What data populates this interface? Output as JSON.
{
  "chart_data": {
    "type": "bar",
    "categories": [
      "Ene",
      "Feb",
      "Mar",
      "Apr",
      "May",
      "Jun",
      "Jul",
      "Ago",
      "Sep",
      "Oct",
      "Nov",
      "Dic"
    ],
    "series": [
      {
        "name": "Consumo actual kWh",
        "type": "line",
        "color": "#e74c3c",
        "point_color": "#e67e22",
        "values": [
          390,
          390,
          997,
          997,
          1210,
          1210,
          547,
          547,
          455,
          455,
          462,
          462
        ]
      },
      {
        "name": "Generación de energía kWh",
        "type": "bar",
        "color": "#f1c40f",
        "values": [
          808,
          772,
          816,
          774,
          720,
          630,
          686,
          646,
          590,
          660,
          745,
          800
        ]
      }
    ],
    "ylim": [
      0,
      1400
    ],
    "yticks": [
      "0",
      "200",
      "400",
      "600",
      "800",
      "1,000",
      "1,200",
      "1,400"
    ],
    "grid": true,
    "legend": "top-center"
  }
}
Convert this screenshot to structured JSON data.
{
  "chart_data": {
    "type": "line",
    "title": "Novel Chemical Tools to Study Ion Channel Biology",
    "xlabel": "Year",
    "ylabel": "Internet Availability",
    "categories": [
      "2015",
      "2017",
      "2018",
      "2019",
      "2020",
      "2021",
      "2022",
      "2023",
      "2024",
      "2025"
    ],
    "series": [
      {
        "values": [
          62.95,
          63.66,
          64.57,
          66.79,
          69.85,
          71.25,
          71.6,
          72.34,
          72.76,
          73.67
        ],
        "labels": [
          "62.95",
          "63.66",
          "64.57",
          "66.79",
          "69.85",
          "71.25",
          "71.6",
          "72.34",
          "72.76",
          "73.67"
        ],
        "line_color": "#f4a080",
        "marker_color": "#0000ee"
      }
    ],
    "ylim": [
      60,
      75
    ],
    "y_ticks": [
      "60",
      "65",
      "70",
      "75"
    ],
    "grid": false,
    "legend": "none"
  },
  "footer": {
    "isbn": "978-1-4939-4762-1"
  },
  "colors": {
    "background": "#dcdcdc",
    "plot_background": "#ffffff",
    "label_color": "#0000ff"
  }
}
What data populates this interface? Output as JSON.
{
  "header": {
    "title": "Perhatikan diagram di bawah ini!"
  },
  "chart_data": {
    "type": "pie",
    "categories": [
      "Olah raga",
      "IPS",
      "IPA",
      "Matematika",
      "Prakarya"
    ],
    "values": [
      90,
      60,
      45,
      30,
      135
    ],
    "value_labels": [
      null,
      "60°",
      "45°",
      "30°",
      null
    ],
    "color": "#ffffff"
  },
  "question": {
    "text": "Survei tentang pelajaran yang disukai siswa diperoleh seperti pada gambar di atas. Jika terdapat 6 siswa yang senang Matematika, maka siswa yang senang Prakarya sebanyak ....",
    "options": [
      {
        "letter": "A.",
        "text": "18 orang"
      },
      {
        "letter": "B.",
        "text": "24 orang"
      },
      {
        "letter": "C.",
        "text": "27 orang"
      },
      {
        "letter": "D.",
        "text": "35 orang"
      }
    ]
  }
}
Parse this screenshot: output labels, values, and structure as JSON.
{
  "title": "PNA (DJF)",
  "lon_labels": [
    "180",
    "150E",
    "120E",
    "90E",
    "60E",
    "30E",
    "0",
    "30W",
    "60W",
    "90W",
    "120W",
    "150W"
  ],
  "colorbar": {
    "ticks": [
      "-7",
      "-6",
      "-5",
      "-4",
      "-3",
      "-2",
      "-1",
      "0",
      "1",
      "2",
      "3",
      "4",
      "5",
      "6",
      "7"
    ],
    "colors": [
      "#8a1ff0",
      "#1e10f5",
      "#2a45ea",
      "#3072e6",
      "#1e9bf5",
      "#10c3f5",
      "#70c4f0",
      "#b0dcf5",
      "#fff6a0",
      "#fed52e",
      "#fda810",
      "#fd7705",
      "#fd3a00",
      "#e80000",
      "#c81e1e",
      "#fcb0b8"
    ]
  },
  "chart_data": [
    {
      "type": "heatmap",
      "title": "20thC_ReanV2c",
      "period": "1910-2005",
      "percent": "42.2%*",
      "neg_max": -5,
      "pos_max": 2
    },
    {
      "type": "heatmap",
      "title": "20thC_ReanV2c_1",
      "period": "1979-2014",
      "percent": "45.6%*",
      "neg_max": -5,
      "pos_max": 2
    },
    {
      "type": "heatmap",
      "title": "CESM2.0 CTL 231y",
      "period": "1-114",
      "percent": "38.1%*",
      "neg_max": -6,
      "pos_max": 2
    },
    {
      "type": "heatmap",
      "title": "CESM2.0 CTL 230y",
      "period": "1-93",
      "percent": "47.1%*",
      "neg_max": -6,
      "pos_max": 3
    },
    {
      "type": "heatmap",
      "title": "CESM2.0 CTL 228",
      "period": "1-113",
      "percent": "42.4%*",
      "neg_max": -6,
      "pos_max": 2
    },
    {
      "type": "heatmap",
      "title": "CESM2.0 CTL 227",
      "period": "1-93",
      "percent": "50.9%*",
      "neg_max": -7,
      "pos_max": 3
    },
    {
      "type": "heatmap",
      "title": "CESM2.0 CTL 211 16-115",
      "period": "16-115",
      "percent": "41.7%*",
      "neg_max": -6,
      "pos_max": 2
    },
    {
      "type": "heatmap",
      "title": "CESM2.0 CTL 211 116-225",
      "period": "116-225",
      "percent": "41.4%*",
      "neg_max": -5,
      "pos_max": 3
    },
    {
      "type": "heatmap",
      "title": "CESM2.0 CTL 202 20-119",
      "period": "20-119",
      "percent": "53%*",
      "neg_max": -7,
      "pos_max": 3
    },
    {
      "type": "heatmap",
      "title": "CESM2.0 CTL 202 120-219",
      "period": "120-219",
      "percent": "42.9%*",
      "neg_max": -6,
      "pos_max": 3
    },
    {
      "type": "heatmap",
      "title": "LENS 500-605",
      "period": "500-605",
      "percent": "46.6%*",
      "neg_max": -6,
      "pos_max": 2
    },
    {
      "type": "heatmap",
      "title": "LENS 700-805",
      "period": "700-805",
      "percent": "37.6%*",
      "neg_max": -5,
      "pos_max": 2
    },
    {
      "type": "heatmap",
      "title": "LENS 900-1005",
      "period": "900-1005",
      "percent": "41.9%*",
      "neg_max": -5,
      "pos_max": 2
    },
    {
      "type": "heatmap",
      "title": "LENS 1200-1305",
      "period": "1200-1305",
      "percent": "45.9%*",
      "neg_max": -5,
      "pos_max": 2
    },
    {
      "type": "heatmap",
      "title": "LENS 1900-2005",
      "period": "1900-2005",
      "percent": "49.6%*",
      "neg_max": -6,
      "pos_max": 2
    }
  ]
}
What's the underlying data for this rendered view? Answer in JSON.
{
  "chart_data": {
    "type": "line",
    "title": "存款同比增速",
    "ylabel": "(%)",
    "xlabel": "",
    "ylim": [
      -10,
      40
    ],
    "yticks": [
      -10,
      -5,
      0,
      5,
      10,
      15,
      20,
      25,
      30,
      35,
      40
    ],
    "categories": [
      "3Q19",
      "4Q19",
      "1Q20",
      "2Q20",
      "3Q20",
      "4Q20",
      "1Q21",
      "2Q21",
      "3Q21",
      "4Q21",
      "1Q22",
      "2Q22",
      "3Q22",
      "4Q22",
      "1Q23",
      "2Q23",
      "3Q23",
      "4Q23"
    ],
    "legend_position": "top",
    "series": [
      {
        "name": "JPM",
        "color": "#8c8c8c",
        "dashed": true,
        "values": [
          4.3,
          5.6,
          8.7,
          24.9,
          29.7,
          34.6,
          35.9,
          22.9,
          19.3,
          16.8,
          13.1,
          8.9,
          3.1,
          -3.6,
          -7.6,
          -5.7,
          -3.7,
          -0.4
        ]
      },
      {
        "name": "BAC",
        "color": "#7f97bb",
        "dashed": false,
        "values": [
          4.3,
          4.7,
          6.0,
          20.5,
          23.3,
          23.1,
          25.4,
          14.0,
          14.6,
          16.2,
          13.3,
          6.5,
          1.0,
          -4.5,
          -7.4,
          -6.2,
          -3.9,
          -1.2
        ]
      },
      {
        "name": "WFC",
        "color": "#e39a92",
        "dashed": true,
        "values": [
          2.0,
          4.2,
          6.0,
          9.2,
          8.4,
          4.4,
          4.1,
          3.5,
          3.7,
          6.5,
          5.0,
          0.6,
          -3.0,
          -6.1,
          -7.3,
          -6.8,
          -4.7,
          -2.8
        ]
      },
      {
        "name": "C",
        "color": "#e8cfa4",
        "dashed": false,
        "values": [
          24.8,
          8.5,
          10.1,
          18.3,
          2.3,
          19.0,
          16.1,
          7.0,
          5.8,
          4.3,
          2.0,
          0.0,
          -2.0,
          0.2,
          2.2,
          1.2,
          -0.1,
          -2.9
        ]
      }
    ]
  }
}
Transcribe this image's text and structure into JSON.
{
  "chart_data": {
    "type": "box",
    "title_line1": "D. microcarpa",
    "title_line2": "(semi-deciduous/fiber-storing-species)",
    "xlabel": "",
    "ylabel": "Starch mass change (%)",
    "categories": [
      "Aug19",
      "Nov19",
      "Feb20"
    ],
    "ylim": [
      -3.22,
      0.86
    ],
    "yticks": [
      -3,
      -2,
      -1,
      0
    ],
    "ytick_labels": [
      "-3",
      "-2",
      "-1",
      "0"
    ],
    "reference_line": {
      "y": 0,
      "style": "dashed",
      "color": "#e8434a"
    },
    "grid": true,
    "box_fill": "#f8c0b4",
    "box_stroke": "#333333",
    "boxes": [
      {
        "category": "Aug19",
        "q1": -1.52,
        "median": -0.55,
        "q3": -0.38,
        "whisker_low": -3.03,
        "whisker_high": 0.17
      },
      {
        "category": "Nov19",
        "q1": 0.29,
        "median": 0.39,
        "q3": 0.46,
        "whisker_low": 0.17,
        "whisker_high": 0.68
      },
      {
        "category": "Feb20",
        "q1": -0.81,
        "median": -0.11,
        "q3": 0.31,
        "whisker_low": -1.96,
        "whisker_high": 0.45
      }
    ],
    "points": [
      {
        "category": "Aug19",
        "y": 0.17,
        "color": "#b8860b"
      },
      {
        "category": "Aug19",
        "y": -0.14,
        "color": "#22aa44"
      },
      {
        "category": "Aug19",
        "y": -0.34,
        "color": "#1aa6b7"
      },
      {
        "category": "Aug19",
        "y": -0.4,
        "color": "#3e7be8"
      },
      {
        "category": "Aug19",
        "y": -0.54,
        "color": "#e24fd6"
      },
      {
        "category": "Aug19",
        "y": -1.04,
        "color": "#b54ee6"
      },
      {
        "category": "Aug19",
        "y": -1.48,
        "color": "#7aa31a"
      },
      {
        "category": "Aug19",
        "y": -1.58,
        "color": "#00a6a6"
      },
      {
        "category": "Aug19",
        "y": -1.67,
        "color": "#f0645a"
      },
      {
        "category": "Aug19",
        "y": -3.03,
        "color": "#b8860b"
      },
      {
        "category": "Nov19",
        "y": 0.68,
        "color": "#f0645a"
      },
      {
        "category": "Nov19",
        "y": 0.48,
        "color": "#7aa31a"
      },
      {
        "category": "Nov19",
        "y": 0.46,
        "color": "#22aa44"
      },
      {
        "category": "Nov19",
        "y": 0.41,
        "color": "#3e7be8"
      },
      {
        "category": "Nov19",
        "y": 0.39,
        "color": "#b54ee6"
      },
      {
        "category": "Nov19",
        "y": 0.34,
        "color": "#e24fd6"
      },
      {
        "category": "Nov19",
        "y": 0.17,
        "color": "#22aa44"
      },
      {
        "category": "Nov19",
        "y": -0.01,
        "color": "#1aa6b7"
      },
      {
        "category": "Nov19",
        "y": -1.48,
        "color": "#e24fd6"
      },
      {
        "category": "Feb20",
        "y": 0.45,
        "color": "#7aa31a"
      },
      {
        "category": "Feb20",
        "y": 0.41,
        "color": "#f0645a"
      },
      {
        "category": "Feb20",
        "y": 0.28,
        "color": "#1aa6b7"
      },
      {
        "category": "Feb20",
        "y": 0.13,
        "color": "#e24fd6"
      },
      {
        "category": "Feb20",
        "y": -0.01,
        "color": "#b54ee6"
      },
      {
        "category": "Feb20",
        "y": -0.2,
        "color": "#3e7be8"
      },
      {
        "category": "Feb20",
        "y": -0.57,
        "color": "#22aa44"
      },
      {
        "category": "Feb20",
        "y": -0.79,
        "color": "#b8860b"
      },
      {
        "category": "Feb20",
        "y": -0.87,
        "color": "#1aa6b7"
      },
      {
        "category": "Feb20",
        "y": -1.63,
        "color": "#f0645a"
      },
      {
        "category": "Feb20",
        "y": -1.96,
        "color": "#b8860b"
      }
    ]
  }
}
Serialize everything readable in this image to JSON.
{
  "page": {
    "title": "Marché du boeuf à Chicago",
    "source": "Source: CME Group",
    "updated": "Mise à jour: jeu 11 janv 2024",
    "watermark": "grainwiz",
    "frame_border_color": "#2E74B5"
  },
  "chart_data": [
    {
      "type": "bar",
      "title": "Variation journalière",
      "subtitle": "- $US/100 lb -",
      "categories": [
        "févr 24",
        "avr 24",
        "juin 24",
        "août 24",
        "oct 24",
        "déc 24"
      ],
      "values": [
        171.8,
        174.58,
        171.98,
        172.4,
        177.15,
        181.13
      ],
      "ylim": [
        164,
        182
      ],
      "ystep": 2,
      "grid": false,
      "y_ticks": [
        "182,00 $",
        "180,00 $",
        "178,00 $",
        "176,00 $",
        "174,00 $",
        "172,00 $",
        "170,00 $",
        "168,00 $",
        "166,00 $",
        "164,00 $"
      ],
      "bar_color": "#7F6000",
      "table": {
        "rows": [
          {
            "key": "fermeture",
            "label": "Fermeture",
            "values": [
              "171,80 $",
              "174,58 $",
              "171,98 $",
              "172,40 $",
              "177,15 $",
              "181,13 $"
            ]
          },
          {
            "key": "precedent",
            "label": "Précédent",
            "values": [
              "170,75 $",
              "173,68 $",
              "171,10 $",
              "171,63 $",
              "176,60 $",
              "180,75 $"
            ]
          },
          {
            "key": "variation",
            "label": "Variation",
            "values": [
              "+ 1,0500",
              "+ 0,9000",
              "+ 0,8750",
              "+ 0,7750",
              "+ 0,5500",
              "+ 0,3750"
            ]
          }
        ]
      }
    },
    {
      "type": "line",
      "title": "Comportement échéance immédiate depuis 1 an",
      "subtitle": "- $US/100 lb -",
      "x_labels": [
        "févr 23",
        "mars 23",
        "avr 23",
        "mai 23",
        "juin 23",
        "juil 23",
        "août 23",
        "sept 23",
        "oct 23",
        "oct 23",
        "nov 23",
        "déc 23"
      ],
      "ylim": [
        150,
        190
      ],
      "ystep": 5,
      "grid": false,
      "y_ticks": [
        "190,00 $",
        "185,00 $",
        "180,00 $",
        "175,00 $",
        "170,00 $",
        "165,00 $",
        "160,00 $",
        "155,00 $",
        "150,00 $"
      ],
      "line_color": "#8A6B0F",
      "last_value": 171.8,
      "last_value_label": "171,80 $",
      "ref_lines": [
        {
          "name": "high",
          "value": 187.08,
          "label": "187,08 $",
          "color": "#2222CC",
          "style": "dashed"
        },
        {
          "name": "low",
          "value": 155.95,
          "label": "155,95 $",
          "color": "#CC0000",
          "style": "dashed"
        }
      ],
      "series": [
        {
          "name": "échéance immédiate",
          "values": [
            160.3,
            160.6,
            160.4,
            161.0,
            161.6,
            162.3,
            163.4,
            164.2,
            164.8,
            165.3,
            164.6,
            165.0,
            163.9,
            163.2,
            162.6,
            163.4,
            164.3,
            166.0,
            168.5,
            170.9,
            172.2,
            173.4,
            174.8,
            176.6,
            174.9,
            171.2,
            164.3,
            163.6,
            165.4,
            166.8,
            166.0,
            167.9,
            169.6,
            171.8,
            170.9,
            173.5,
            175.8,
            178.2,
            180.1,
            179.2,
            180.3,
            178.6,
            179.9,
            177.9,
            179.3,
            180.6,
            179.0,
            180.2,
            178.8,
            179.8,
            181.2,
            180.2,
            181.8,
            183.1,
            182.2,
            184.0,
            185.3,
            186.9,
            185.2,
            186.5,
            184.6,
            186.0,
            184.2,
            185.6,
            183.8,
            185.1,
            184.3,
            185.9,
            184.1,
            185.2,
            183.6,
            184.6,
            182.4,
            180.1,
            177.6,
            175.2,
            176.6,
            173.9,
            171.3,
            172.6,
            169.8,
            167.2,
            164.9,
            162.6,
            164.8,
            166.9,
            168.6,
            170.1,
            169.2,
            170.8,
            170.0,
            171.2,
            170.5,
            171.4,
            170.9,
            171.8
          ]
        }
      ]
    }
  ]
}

____

Collect each line holding the string "ffffff".

The reply:
    "plot_background": "#ffffff",
    "color": "#ffffff"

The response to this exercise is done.